------ TASK INPUT
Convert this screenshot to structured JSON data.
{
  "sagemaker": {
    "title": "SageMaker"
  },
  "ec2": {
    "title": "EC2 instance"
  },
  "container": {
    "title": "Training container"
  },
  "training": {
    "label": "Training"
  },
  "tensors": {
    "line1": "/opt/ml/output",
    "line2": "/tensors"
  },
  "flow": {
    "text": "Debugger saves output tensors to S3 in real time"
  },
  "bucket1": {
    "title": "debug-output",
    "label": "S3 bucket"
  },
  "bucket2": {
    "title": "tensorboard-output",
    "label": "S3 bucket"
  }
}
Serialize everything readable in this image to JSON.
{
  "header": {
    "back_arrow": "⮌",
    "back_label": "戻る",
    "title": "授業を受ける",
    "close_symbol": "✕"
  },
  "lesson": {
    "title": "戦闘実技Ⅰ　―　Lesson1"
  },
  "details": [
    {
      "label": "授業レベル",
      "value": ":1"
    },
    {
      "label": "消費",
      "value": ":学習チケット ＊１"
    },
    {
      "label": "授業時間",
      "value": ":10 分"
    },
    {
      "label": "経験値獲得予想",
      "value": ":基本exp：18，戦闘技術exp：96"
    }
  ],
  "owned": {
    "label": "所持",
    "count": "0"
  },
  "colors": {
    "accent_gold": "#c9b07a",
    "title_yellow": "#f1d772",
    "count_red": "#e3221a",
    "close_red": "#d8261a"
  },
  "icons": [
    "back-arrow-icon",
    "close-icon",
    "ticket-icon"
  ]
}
------------
# WRITTEN TASK:
Output the complete data exactly as written.

# TASK OUTPUT:
Convert this screenshot to structured JSON data.
{
  "sagemaker": {
    "title": "SageMaker"
  },
  "ec2": {
    "title": "EC2 instance"
  },
  "container": {
    "title": "Training container"
  },
  "training": {
    "label": "Training"
  },
  "tensors": {
    "line1": "/opt/ml/output",
    "line2": "/tensors"
  },
  "flow": {
    "text": "Debugger saves output tensors to S3 in real time"
  },
  "bucket1": {
    "title": "debug-output",
    "label": "S3 bucket"
  },
  "bucket2": {
    "title": "tensorboard-output",
    "label": "S3 bucket"
  }
}
Serialize everything readable in this image to JSON.
{
  "header": {
    "back_arrow": "⮌",
    "back_label": "戻る",
    "title": "授業を受ける",
    "close_symbol": "✕"
  },
  "lesson": {
    "title": "戦闘実技Ⅰ　―　Lesson1"
  },
  "details": [
    {
      "label": "授業レベル",
      "value": ":1"
    },
    {
      "label": "消費",
      "value": ":学習チケット ＊１"
    },
    {
      "label": "授業時間",
      "value": ":10 分"
    },
    {
      "label": "経験値獲得予想",
      "value": ":基本exp：18，戦闘技術exp：96"
    }
  ],
  "owned": {
    "label": "所持",
    "count": "0"
  },
  "colors": {
    "accent_gold": "#c9b07a",
    "title_yellow": "#f1d772",
    "count_red": "#e3221a",
    "close_red": "#d8261a"
  },
  "icons": [
    "back-arrow-icon",
    "close-icon",
    "ticket-icon"
  ]
}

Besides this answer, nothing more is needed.